>>

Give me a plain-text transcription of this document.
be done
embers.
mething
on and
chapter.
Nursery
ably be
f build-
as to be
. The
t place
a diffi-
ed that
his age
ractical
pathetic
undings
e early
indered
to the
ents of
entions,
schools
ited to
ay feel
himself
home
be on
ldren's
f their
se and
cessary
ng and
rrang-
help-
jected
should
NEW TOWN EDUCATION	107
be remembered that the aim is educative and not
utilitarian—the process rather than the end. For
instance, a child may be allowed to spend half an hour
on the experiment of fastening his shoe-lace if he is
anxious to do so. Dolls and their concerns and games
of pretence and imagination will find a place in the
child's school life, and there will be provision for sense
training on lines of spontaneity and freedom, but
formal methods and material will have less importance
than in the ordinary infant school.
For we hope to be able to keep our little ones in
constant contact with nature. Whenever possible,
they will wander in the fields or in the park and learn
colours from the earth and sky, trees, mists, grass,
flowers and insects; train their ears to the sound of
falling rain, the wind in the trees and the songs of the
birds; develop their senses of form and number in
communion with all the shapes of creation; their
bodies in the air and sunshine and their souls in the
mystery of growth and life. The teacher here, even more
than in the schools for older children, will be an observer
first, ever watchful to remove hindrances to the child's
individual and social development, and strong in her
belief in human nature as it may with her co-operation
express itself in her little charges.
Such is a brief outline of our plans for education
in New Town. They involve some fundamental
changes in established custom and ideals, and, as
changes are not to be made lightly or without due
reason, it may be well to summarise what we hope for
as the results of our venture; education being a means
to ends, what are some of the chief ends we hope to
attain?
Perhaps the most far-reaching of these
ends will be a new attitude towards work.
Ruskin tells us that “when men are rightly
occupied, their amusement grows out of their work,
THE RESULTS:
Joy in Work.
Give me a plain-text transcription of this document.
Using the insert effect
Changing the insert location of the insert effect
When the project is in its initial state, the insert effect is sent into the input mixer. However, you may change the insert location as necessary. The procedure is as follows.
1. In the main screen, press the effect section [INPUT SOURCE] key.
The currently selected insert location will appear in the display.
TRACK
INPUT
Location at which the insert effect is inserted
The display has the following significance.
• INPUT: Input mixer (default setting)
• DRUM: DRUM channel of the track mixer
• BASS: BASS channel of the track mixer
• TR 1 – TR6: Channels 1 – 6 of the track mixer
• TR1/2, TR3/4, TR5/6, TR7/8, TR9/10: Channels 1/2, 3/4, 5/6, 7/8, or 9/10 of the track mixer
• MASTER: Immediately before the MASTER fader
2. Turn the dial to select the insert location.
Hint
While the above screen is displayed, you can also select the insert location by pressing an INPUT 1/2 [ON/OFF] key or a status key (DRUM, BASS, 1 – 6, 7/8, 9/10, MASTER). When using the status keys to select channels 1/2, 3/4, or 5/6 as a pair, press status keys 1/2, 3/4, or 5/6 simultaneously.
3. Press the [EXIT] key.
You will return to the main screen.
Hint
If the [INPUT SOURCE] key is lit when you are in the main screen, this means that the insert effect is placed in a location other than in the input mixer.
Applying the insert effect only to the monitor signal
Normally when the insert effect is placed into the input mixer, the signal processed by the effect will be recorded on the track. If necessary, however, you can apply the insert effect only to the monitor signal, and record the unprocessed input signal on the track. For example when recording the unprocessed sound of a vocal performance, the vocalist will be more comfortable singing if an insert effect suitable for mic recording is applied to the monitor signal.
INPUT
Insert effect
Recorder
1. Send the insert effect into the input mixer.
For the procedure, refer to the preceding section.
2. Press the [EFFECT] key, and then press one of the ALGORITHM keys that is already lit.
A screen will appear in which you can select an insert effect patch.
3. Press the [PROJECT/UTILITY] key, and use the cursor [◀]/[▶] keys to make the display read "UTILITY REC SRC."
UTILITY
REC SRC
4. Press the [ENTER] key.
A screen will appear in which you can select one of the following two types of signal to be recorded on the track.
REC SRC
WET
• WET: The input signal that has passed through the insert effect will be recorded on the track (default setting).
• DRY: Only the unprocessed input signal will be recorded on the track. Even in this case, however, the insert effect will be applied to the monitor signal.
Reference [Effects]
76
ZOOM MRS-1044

<<

* Requirements:
Find each line holding "hope". Copy it out.

* Solution for this problem:
For we hope to be able to keep our little ones in
reason, it may be well to summarise what we hope for
to ends, what are some of the chief ends we hope to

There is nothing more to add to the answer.